The request: Repeat the listing word for word. No pictures belong in the copy.

Records for this exercise:
+--
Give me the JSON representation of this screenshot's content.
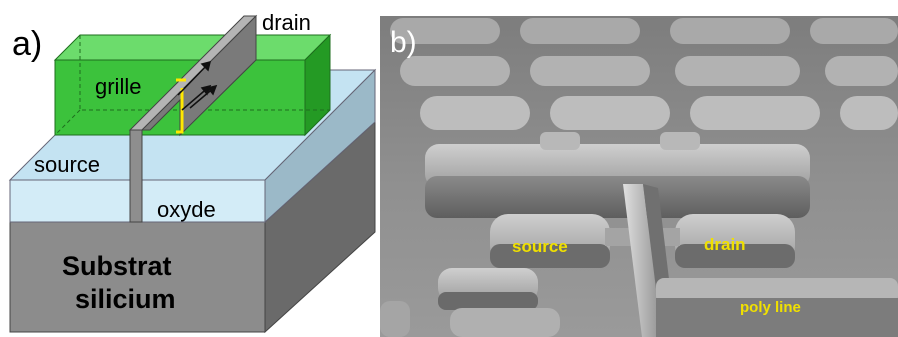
{
  "panel_a": {
    "tag": "a)",
    "labels": {
      "drain": "drain",
      "grille": "grille",
      "source": "source",
      "oxyde": "oxyde",
      "substrat_line1": "Substrat",
      "substrat_line2": "silicium"
    },
    "colors": {
      "gate_front": "#3cc23c",
      "gate_top": "#6cdc6c",
      "gate_side": "#249a24",
      "oxide_front": "#d3ecf7",
      "oxide_top": "#c4e3f2",
      "oxide_side": "#9bb9c8",
      "substrate_front": "#8c8c8c",
      "substrate_top": "#a8a8a8",
      "substrate_side": "#6a6a6a",
      "fin": "#8e8e8e",
      "channel": "#ffe800"
    }
  },
  "panel_b": {
    "tag": "b)",
    "labels": {
      "source": "source",
      "drain": "drain",
      "poly_line": "poly line"
    },
    "colors": {
      "label": "#f0e000",
      "background": "#8a8a8a"
    }
  }
}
+--
Answer:
Give me the JSON representation of this screenshot's content.
{
  "panel_a": {
    "tag": "a)",
    "labels": {
      "drain": "drain",
      "grille": "grille",
      "source": "source",
      "oxyde": "oxyde",
      "substrat_line1": "Substrat",
      "substrat_line2": "silicium"
    },
    "colors": {
      "gate_front": "#3cc23c",
      "gate_top": "#6cdc6c",
      "gate_side": "#249a24",
      "oxide_front": "#d3ecf7",
      "oxide_top": "#c4e3f2",
      "oxide_side": "#9bb9c8",
      "substrate_front": "#8c8c8c",
      "substrate_top": "#a8a8a8",
      "substrate_side": "#6a6a6a",
      "fin": "#8e8e8e",
      "channel": "#ffe800"
    }
  },
  "panel_b": {
    "tag": "b)",
    "labels": {
      "source": "source",
      "drain": "drain",
      "poly_line": "poly line"
    },
    "colors": {
      "label": "#f0e000",
      "background": "#8a8a8a"
    }
  }
}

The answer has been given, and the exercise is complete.